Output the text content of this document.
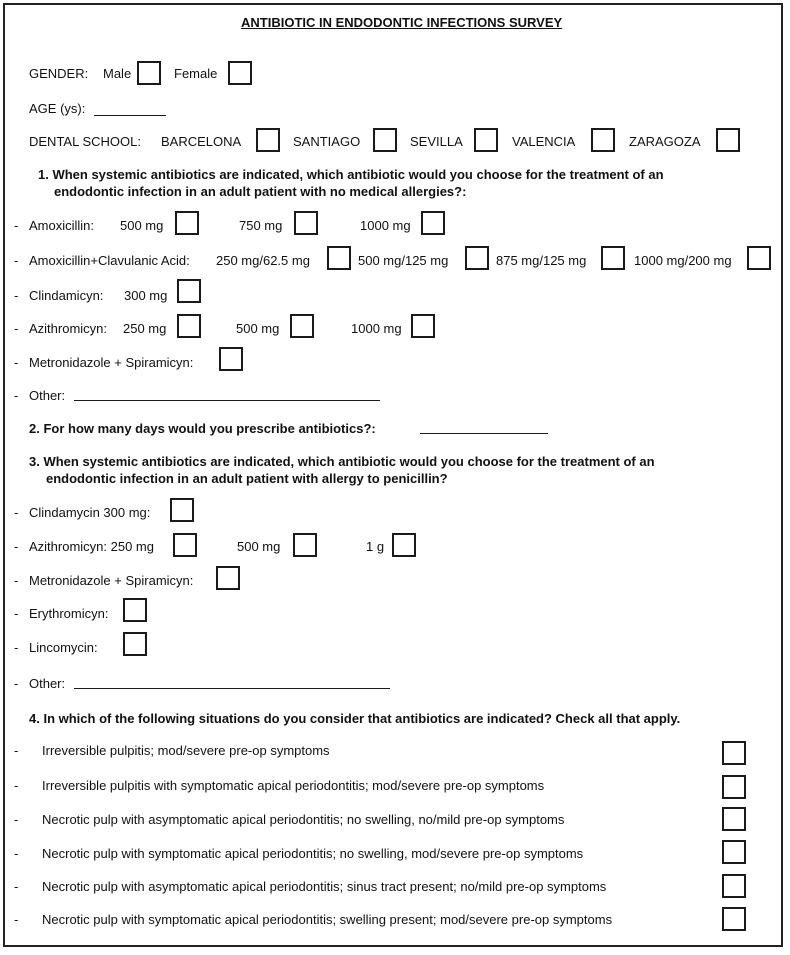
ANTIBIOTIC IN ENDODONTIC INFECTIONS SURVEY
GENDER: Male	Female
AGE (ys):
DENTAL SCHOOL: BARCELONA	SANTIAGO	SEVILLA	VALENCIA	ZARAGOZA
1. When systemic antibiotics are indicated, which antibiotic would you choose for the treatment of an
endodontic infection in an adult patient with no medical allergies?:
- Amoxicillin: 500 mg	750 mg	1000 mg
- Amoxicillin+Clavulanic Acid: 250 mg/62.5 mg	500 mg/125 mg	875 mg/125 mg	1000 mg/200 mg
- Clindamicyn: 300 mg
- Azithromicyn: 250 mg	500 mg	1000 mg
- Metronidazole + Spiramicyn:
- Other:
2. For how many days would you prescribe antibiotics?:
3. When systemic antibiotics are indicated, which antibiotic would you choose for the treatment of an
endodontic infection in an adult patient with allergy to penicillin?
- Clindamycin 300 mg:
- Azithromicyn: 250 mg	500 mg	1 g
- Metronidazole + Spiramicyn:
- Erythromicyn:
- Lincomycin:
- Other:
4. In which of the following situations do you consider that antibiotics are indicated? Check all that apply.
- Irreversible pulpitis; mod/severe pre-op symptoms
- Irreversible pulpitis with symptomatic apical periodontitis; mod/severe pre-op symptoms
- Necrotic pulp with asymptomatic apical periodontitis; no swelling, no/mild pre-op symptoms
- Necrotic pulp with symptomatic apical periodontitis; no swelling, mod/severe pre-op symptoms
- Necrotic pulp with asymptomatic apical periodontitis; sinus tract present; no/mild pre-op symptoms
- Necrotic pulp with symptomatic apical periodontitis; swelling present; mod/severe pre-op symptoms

▬▬▬▬▬▬▬▬▬▬

■ **Instructions to follow**:
Read the lines above. Gather those in which the string "severe" is found.

■ **Solution below**:
- Irreversible pulpitis; mod/severe pre-op symptoms
- Irreversible pulpitis with symptomatic apical periodontitis; mod/severe pre-op symptoms
- Necrotic pulp with symptomatic apical periodontitis; no swelling, mod/severe pre-op symptoms
- Necrotic pulp with symptomatic apical periodontitis; swelling present; mod/severe pre-op symptoms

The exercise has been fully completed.